Copy every entry precisely.

■ **Raw records**
* Begin *
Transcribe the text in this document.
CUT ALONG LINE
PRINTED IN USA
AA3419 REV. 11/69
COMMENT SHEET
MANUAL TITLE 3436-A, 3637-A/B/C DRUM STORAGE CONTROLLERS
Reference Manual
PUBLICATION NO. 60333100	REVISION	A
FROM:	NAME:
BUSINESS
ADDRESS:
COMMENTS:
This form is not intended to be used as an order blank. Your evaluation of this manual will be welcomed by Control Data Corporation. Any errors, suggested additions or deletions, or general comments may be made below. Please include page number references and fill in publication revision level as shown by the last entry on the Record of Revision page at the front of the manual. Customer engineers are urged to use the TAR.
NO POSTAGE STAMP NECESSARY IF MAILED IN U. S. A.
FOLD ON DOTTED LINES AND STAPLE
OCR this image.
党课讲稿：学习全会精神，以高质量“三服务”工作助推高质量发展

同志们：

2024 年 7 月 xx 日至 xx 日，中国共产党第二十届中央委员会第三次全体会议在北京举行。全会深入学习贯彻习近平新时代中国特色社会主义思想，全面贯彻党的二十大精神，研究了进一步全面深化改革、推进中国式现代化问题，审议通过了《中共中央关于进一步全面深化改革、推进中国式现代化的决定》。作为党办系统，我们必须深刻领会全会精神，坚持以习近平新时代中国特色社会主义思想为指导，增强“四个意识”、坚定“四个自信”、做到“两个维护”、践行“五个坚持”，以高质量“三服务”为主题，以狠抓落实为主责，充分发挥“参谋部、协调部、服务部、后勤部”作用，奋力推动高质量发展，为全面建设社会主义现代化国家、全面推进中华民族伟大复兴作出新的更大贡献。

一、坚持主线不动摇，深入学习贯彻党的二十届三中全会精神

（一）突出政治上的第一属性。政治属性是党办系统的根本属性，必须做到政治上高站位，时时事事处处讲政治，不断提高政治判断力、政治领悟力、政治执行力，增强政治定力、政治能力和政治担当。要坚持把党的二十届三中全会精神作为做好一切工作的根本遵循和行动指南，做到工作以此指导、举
* End *
■ **Answer for this exercise**
Transcribe the text in this document.
CUT ALONG LINE
PRINTED IN USA
AA3419 REV. 11/69
COMMENT SHEET
MANUAL TITLE 3436-A, 3637-A/B/C DRUM STORAGE CONTROLLERS
Reference Manual
PUBLICATION NO. 60333100	REVISION	A
FROM:	NAME:
BUSINESS
ADDRESS:
COMMENTS:
This form is not intended to be used as an order blank. Your evaluation of this manual will be welcomed by Control Data Corporation. Any errors, suggested additions or deletions, or general comments may be made below. Please include page number references and fill in publication revision level as shown by the last entry on the Record of Revision page at the front of the manual. Customer engineers are urged to use the TAR.
NO POSTAGE STAMP NECESSARY IF MAILED IN U. S. A.
FOLD ON DOTTED LINES AND STAPLE
OCR this image.
党课讲稿：学习全会精神，以高质量“三服务”工作助推高质量发展

同志们：

2024 年 7 月 xx 日至 xx 日，中国共产党第二十届中央委员会第三次全体会议在北京举行。全会深入学习贯彻习近平新时代中国特色社会主义思想，全面贯彻党的二十大精神，研究了进一步全面深化改革、推进中国式现代化问题，审议通过了《中共中央关于进一步全面深化改革、推进中国式现代化的决定》。作为党办系统，我们必须深刻领会全会精神，坚持以习近平新时代中国特色社会主义思想为指导，增强“四个意识”、坚定“四个自信”、做到“两个维护”、践行“五个坚持”，以高质量“三服务”为主题，以狠抓落实为主责，充分发挥“参谋部、协调部、服务部、后勤部”作用，奋力推动高质量发展，为全面建设社会主义现代化国家、全面推进中华民族伟大复兴作出新的更大贡献。

一、坚持主线不动摇，深入学习贯彻党的二十届三中全会精神

（一）突出政治上的第一属性。政治属性是党办系统的根本属性，必须做到政治上高站位，时时事事处处讲政治，不断提高政治判断力、政治领悟力、政治执行力，增强政治定力、政治能力和政治担当。要坚持把党的二十届三中全会精神作为做好一切工作的根本遵循和行动指南，做到工作以此指导、举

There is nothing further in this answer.